Job → Scan the listing below. Report each line that includes "Speed".

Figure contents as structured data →
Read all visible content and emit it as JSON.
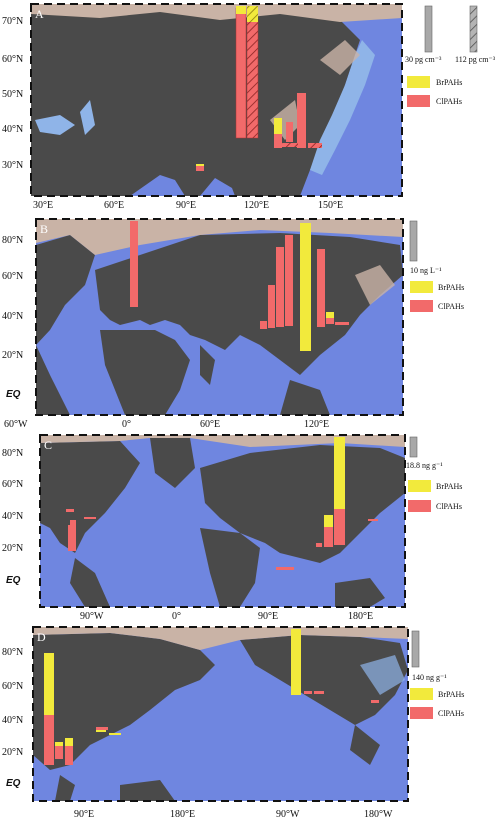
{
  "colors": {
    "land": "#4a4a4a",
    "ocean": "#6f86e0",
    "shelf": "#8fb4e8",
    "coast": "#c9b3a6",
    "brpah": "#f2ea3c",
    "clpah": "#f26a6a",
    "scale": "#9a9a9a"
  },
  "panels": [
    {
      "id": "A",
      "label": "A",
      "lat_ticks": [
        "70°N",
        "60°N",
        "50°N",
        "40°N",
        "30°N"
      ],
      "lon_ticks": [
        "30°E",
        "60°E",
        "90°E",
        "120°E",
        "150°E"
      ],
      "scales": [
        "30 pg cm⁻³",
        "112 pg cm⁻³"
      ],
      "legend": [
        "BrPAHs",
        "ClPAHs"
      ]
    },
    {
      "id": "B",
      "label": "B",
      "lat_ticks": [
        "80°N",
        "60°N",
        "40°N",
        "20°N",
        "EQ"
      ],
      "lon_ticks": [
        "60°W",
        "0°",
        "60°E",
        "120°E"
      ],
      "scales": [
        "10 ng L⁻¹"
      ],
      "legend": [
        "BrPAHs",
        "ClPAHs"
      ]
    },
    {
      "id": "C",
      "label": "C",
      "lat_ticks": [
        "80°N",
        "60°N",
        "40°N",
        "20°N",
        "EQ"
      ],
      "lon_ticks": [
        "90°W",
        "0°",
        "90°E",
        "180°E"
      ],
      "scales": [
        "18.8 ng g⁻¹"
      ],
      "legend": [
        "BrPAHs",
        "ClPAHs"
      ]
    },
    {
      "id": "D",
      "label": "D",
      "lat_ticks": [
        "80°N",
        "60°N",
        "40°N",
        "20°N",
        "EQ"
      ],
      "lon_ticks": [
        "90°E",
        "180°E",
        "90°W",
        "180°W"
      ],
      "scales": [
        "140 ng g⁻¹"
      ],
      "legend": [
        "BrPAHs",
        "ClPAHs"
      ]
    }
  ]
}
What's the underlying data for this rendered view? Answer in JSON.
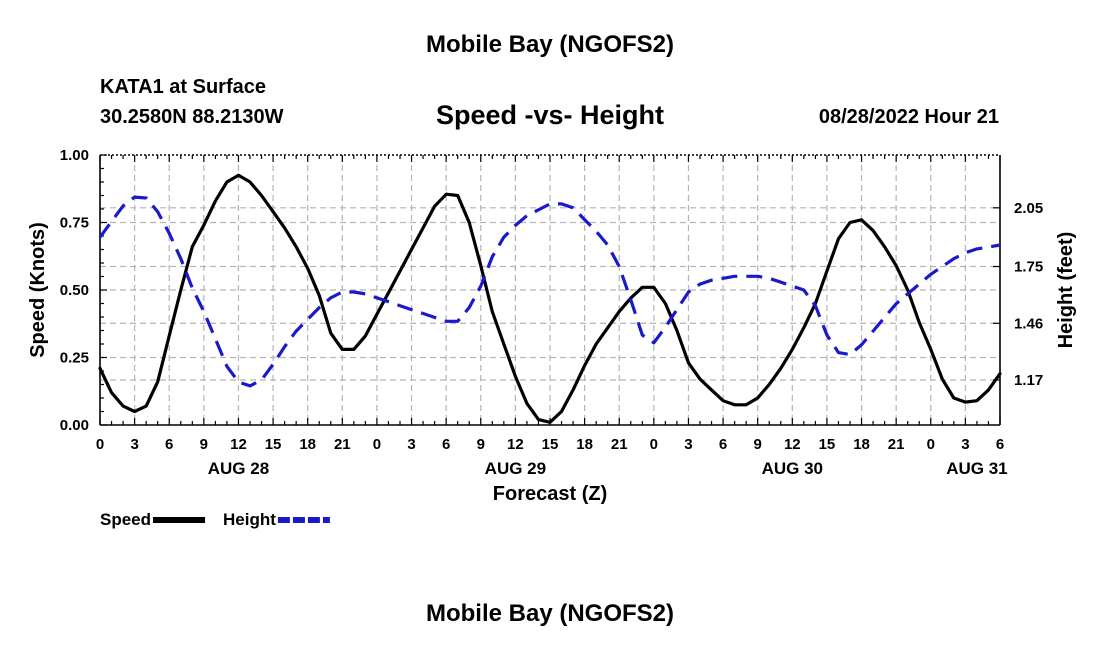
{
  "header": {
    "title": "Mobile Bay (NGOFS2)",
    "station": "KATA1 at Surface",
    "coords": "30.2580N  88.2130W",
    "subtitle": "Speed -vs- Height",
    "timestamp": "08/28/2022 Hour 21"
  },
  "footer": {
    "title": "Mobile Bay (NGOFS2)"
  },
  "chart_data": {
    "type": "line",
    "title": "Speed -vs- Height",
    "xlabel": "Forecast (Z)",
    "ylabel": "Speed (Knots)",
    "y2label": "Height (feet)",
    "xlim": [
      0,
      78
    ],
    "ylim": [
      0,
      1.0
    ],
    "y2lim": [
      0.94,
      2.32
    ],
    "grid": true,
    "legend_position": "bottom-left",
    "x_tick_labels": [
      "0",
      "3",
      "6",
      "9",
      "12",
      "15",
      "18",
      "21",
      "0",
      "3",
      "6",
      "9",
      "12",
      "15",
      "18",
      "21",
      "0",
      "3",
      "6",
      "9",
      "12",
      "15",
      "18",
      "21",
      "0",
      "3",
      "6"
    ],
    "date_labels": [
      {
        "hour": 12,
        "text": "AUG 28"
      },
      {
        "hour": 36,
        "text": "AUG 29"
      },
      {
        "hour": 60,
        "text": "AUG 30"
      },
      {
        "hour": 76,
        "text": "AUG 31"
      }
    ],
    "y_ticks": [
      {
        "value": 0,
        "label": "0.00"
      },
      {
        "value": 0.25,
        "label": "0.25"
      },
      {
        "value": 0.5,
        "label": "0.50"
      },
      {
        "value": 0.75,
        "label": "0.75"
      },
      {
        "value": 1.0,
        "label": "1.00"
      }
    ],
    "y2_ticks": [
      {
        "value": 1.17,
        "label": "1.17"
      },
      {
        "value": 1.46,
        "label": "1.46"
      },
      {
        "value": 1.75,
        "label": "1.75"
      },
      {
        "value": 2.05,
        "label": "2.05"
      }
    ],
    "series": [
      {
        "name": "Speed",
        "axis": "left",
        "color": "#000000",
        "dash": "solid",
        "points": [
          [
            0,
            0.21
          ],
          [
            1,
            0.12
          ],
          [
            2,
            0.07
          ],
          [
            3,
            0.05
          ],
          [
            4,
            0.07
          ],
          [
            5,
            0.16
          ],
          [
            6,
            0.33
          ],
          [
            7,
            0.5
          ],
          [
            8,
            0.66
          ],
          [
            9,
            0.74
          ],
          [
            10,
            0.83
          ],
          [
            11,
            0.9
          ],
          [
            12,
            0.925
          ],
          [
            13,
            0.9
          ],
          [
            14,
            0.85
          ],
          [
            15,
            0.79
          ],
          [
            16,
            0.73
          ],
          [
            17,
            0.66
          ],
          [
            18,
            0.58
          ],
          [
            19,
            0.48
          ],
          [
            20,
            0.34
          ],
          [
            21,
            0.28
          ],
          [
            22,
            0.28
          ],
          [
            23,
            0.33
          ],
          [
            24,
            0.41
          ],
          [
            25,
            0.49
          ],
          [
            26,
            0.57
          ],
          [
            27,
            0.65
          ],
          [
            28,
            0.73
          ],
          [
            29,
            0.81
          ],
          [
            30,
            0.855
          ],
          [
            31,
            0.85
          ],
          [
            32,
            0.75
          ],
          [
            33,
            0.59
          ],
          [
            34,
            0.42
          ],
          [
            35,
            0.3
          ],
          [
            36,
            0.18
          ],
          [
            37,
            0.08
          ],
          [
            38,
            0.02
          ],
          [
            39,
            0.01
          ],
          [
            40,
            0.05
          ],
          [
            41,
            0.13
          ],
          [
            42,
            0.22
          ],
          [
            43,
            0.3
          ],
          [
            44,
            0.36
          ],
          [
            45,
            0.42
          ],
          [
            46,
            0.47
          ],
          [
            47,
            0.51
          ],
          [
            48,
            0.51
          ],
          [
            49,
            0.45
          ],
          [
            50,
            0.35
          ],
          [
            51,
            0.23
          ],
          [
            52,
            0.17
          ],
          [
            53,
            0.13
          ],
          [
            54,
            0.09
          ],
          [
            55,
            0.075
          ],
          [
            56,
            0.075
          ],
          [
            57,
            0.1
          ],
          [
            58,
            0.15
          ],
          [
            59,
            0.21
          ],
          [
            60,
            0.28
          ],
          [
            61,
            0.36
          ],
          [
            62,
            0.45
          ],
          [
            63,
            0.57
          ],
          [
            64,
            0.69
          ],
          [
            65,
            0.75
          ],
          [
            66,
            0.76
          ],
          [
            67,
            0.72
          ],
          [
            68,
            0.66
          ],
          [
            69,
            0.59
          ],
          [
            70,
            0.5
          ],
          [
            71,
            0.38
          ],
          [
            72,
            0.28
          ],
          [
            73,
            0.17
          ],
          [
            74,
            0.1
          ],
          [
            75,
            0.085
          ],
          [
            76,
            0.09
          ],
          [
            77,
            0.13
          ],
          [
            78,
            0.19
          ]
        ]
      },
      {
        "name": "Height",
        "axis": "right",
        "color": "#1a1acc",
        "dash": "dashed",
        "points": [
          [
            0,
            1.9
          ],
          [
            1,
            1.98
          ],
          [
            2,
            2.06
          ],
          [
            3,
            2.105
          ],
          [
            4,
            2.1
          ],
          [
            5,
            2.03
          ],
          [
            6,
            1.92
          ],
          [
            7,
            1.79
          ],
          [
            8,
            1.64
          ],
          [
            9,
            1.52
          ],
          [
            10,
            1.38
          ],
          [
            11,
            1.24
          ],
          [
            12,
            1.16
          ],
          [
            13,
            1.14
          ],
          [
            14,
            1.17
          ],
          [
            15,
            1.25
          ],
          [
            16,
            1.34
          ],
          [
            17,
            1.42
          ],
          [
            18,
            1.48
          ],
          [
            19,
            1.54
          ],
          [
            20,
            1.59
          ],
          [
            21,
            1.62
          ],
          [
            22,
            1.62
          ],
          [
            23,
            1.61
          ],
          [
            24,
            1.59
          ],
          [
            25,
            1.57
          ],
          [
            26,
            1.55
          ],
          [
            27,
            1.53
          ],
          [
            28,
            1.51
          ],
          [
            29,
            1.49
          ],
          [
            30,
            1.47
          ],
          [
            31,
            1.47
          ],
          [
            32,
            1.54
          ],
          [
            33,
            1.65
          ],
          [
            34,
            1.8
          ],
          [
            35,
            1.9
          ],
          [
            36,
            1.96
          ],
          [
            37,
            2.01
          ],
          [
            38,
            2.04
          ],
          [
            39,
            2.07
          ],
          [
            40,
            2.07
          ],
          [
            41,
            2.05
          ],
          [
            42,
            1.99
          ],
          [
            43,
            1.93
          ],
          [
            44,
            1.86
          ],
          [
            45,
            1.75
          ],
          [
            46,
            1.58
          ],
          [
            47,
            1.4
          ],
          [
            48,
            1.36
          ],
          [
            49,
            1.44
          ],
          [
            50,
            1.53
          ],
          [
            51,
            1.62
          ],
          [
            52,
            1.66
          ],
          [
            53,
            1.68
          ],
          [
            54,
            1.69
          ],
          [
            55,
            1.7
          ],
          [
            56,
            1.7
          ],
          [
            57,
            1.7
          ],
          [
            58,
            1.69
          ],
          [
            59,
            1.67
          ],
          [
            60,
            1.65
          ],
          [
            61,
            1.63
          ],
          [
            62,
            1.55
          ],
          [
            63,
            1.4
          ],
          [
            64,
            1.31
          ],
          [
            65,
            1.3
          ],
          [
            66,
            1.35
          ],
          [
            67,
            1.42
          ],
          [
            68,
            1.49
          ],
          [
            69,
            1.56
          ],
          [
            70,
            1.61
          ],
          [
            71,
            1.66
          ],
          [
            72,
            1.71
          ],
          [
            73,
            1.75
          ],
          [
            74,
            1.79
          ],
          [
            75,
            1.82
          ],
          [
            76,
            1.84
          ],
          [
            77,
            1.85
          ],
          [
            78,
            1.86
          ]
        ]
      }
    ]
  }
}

Solved problem →
    "subtitle": "Speed -vs- Height",
    "title": "Speed -vs- Height",
    "ylabel": "Speed (Knots)",
        "name": "Speed",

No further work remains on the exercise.